[Recorded data]

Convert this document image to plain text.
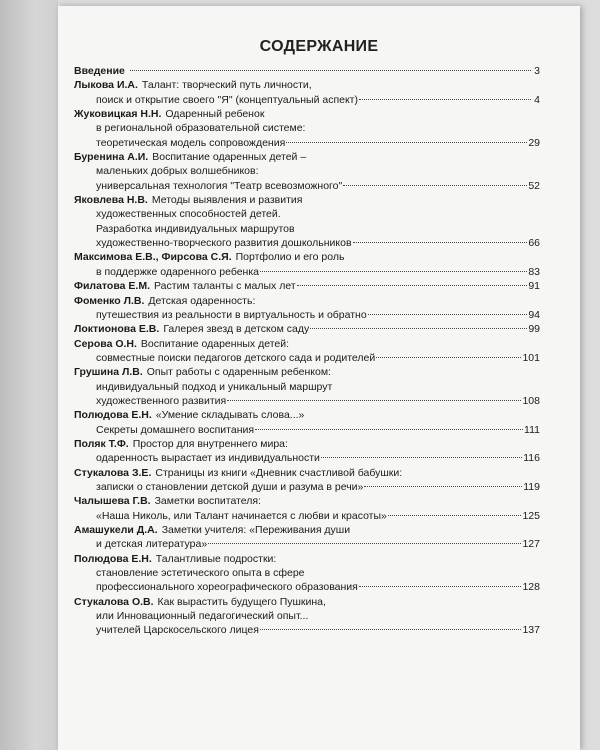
СОДЕРЖАНИЕ
Введение	3
Лыкова И.А. Талант: творческий путь личности,
поиск и открытие своего "Я" (концептуальный аспект)	4
Жуковицкая Н.Н. Одаренный ребенок
в региональной образовательной системе:
теоретическая модель сопровождения	29
Буренина А.И. Воспитание одаренных детей –
маленьких добрых волшебников:
универсальная технология "Театр всевозможного"	52
Яковлева Н.В. Методы выявления и развития
художественных способностей детей.
Разработка индивидуальных маршрутов
художественно-творческого развития дошкольников	66
Максимова Е.В., Фирсова С.Я. Портфолио и его роль
в поддержке одаренного ребенка	83
Филатова Е.М. Растим таланты с малых лет	91
Фоменко Л.В. Детская одаренность:
путешествия из реальности в виртуальность и обратно	94
Локтионова Е.В. Галерея звезд в детском саду	99
Серова О.Н. Воспитание одаренных детей:
совместные поиски педагогов детского сада и родителей	101
Грушина Л.В. Опыт работы с одаренным ребенком:
индивидуальный подход и уникальный маршрут
художественного развития	108
Полюдова Е.Н. «Умение складывать слова...»
Секреты домашнего воспитания	111
Поляк Т.Ф. Простор для внутреннего мира:
одаренность вырастает из индивидуальности	116
Стукалова З.Е. Страницы из книги «Дневник счастливой бабушки:
записки о становлении детской души и разума в речи»	119
Чалышева Г.В. Заметки воспитателя:
«Наша Николь, или Талант начинается с любви и красоты»	125
Амашукели Д.А. Заметки учителя: «Переживания души
и детская литература»	127
Полюдова Е.Н. Талантливые подростки:
становление эстетического опыта в сфере
профессионального хореографического образования	128
Стукалова О.В. Как вырастить будущего Пушкина,
или Инновационный педагогический опыт...
учителей Царскосельского лицея	137
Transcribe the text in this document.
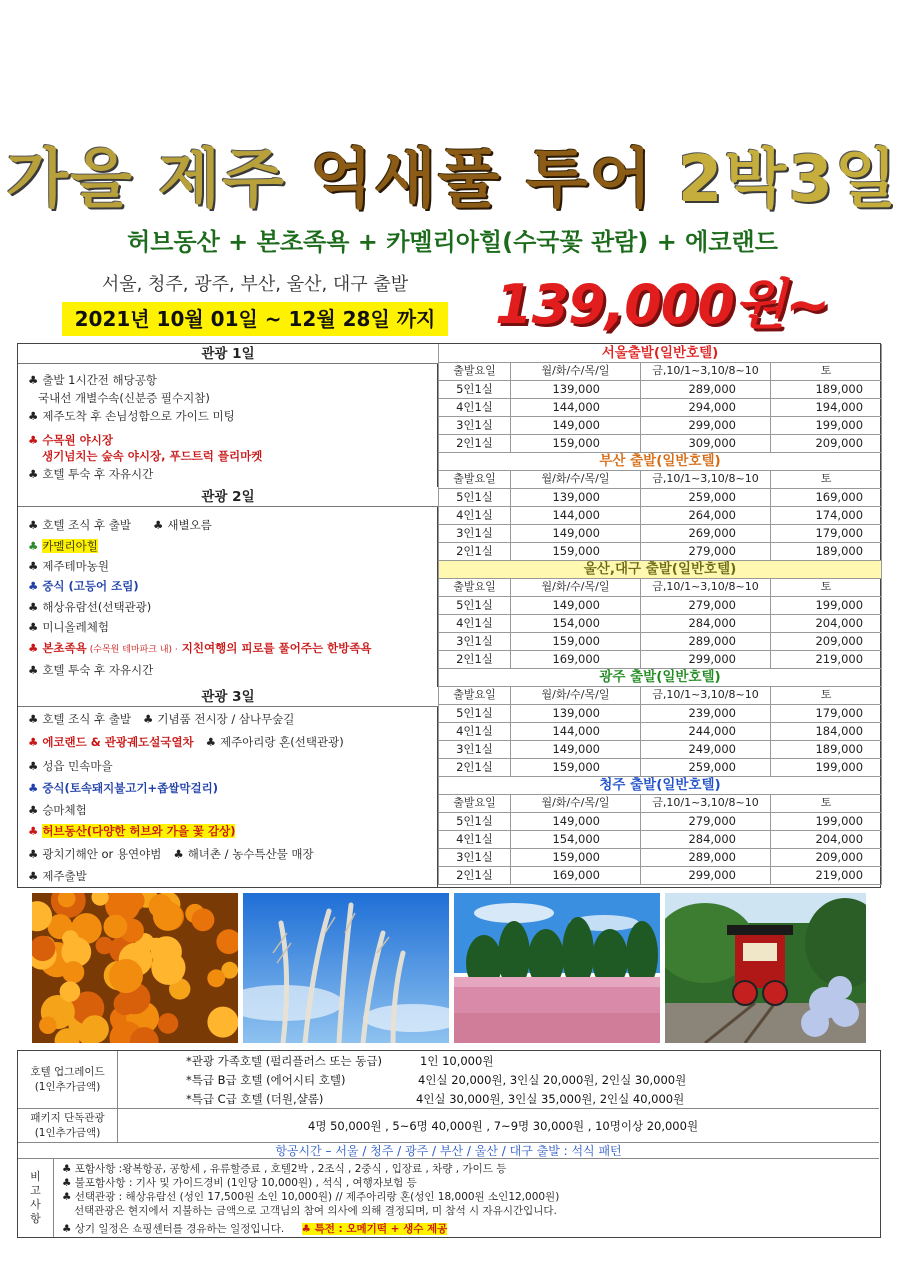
가을 제주 억새풀 투어 2박3일
허브동산 + 본초족욕 + 카멜리아힐(수국꽃 관람) + 에코랜드
서울, 청주, 광주, 부산, 울산, 대구 출발
2021년 10월 01일 ~ 12월 28일 까지 139,000원~
관광 1일
♣ 출발 1시간전 해당공항
국내선 개별수속(신분증 필수지참)
♣ 제주도착 후 손님성함으로 가이드 미팅
♣ 수목원 야시장
생기넘치는 숲속 야시장, 푸드트럭 플리마켓
♣ 호텔 투숙 후 자유시간
관광 2일
♣ 호텔 조식 후 출발 ♣ 새별오름
♣ 카멜리아힐
♣ 제주테마농원
♣ 중식 (고등어 조림)
♣ 해상유람선(선택관광)
♣ 미니올레체험
♣ 본초족욕 (수목원 테마파크 내) · 지친여행의 피로를 풀어주는 한방족욕
♣ 호텔 투숙 후 자유시간
관광 3일
♣ 호텔 조식 후 출발 ♣ 기념품 전시장 / 삼나무숲길
♣ 에코랜드 & 관광궤도설국열차 ♣ 제주아리랑 혼(선택관광)
♣ 성읍 민속마을
♣ 중식(토속돼지불고기+좁쌀막걸리)
♣ 승마체험
♣ 허브동산(다양한 허브와 가을 꽃 감상)
♣ 광치기해안 or 용연야범 ♣ 해녀촌 / 농수특산물 매장
♣ 제주출발
서울출발(일반호텔)			
출발요일	월/화/수/목/일	금,10/1~3,10/8~10	토
5인1실	139,000	289,000	189,000
4인1실	144,000	294,000	194,000
3인1실	149,000	299,000	199,000
2인1실	159,000	309,000	209,000
부산 출발(일반호텔)			
출발요일	월/화/수/목/일	금,10/1~3,10/8~10	토
5인1실	139,000	259,000	169,000
4인1실	144,000	264,000	174,000
3인1실	149,000	269,000	179,000
2인1실	159,000	279,000	189,000
울산,대구 출발(일반호텔)			
출발요일	월/화/수/목/일	금,10/1~3,10/8~10	토
5인1실	149,000	279,000	199,000
4인1실	154,000	284,000	204,000
3인1실	159,000	289,000	209,000
2인1실	169,000	299,000	219,000
광주 출발(일반호텔)			
출발요일	월/화/수/목/일	금,10/1~3,10/8~10	토
5인1실	139,000	239,000	179,000
4인1실	144,000	244,000	184,000
3인1실	149,000	249,000	189,000
2인1실	159,000	259,000	199,000
청주 출발(일반호텔)			
출발요일	월/화/수/목/일	금,10/1~3,10/8~10	토
5인1실	149,000	279,000	199,000
4인1실	154,000	284,000	204,000
3인1실	159,000	289,000	209,000
2인1실	169,000	299,000	219,000
호텔 업그레이드
(1인추가금액)
*관광 가족호텔 (펄리플러스 또는 동급)	1인 10,000원
*특급 B급 호텔 (에어시티 호텔)	4인실 20,000원, 3인실 20,000원, 2인실 30,000원
*특급 C급 호텔 (더원,샬롬)	4인실 30,000원, 3인실 35,000원, 2인실 40,000원
패키지 단독관광
(1인추가금액)	4명 50,000원 , 5~6명 40,000원 , 7~9명 30,000원 , 10명이상 20,000원
항공시간 – 서울 / 청주 / 광주 / 부산 / 울산 / 대구 출발 : 석식 패턴
비
고
사
항
♣ 포함사항 :왕복항공, 공항세 , 유류할증료 , 호텔2박 , 2조식 , 2중식 , 입장료 , 차량 , 가이드 등
♣ 불포함사항 : 기사 및 가이드경비 (1인당 10,000원) , 석식 , 여행자보험 등
♣ 선택관광 : 해상유람선 (성인 17,500원 소인 10,000원) // 제주아리랑 혼(성인 18,000원 소인12,000원)
선택관광은 현지에서 지불하는 금액으로 고객님의 참여 의사에 의해 결정되며, 미 참석 시 자유시간입니다.
♣ 상기 일정은 쇼핑센터를 경유하는 일정입니다. ♣ 특전 : 오메기떡 + 생수 제공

WHAT YOU HAVE TO DO — Skip the pictures, then retype every line above exactly.

RESULT OF THE EXERCISE —
Convert this document image to plain text.
СОДЕРЖАНИЕ
Введение	3
Лыкова И.А. Талант: творческий путь личности,
поиск и открытие своего "Я" (концептуальный аспект)	4
Жуковицкая Н.Н. Одаренный ребенок
в региональной образовательной системе:
теоретическая модель сопровождения	29
Буренина А.И. Воспитание одаренных детей –
маленьких добрых волшебников:
универсальная технология "Театр всевозможного"	52
Яковлева Н.В. Методы выявления и развития
художественных способностей детей.
Разработка индивидуальных маршрутов
художественно-творческого развития дошкольников	66
Максимова Е.В., Фирсова С.Я. Портфолио и его роль
в поддержке одаренного ребенка	83
Филатова Е.М. Растим таланты с малых лет	91
Фоменко Л.В. Детская одаренность:
путешествия из реальности в виртуальность и обратно	94
Локтионова Е.В. Галерея звезд в детском саду	99
Серова О.Н. Воспитание одаренных детей:
совместные поиски педагогов детского сада и родителей	101
Грушина Л.В. Опыт работы с одаренным ребенком:
индивидуальный подход и уникальный маршрут
художественного развития	108
Полюдова Е.Н. «Умение складывать слова...»
Секреты домашнего воспитания	111
Поляк Т.Ф. Простор для внутреннего мира:
одаренность вырастает из индивидуальности	116
Стукалова З.Е. Страницы из книги «Дневник счастливой бабушки:
записки о становлении детской души и разума в речи»	119
Чалышева Г.В. Заметки воспитателя:
«Наша Николь, или Талант начинается с любви и красоты»	125
Амашукели Д.А. Заметки учителя: «Переживания души
и детская литература»	127
Полюдова Е.Н. Талантливые подростки:
становление эстетического опыта в сфере
профессионального хореографического образования	128
Стукалова О.В. Как вырастить будущего Пушкина,
или Инновационный педагогический опыт...
учителей Царскосельского лицея	137
Transcribe the text in this document.
가을 제주 억새풀 투어 2박3일
허브동산 + 본초족욕 + 카멜리아힐(수국꽃 관람) + 에코랜드
서울, 청주, 광주, 부산, 울산, 대구 출발
2021년 10월 01일 ~ 12월 28일 까지 139,000원~
관광 1일
♣ 출발 1시간전 해당공항
국내선 개별수속(신분증 필수지참)
♣ 제주도착 후 손님성함으로 가이드 미팅
♣ 수목원 야시장
생기넘치는 숲속 야시장, 푸드트럭 플리마켓
♣ 호텔 투숙 후 자유시간
관광 2일
♣ 호텔 조식 후 출발 ♣ 새별오름
♣ 카멜리아힐
♣ 제주테마농원
♣ 중식 (고등어 조림)
♣ 해상유람선(선택관광)
♣ 미니올레체험
♣ 본초족욕 (수목원 테마파크 내) · 지친여행의 피로를 풀어주는 한방족욕
♣ 호텔 투숙 후 자유시간
관광 3일
♣ 호텔 조식 후 출발 ♣ 기념품 전시장 / 삼나무숲길
♣ 에코랜드 & 관광궤도설국열차 ♣ 제주아리랑 혼(선택관광)
♣ 성읍 민속마을
♣ 중식(토속돼지불고기+좁쌀막걸리)
♣ 승마체험
♣ 허브동산(다양한 허브와 가을 꽃 감상)
♣ 광치기해안 or 용연야범 ♣ 해녀촌 / 농수특산물 매장
♣ 제주출발
서울출발(일반호텔)			
출발요일	월/화/수/목/일	금,10/1~3,10/8~10	토
5인1실	139,000	289,000	189,000
4인1실	144,000	294,000	194,000
3인1실	149,000	299,000	199,000
2인1실	159,000	309,000	209,000
부산 출발(일반호텔)			
출발요일	월/화/수/목/일	금,10/1~3,10/8~10	토
5인1실	139,000	259,000	169,000
4인1실	144,000	264,000	174,000
3인1실	149,000	269,000	179,000
2인1실	159,000	279,000	189,000
울산,대구 출발(일반호텔)			
출발요일	월/화/수/목/일	금,10/1~3,10/8~10	토
5인1실	149,000	279,000	199,000
4인1실	154,000	284,000	204,000
3인1실	159,000	289,000	209,000
2인1실	169,000	299,000	219,000
광주 출발(일반호텔)			
출발요일	월/화/수/목/일	금,10/1~3,10/8~10	토
5인1실	139,000	239,000	179,000
4인1실	144,000	244,000	184,000
3인1실	149,000	249,000	189,000
2인1실	159,000	259,000	199,000
청주 출발(일반호텔)			
출발요일	월/화/수/목/일	금,10/1~3,10/8~10	토
5인1실	149,000	279,000	199,000
4인1실	154,000	284,000	204,000
3인1실	159,000	289,000	209,000
2인1실	169,000	299,000	219,000
호텔 업그레이드
(1인추가금액)
*관광 가족호텔 (펄리플러스 또는 동급)	1인 10,000원
*특급 B급 호텔 (에어시티 호텔)	4인실 20,000원, 3인실 20,000원, 2인실 30,000원
*특급 C급 호텔 (더원,샬롬)	4인실 30,000원, 3인실 35,000원, 2인실 40,000원
패키지 단독관광
(1인추가금액)	4명 50,000원 , 5~6명 40,000원 , 7~9명 30,000원 , 10명이상 20,000원
항공시간 – 서울 / 청주 / 광주 / 부산 / 울산 / 대구 출발 : 석식 패턴
비
고
사
항
♣ 포함사항 :왕복항공, 공항세 , 유류할증료 , 호텔2박 , 2조식 , 2중식 , 입장료 , 차량 , 가이드 등
♣ 불포함사항 : 기사 및 가이드경비 (1인당 10,000원) , 석식 , 여행자보험 등
♣ 선택관광 : 해상유람선 (성인 17,500원 소인 10,000원) // 제주아리랑 혼(성인 18,000원 소인12,000원)
선택관광은 현지에서 지불하는 금액으로 고객님의 참여 의사에 의해 결정되며, 미 참석 시 자유시간입니다.
♣ 상기 일정은 쇼핑센터를 경유하는 일정입니다. ♣ 특전 : 오메기떡 + 생수 제공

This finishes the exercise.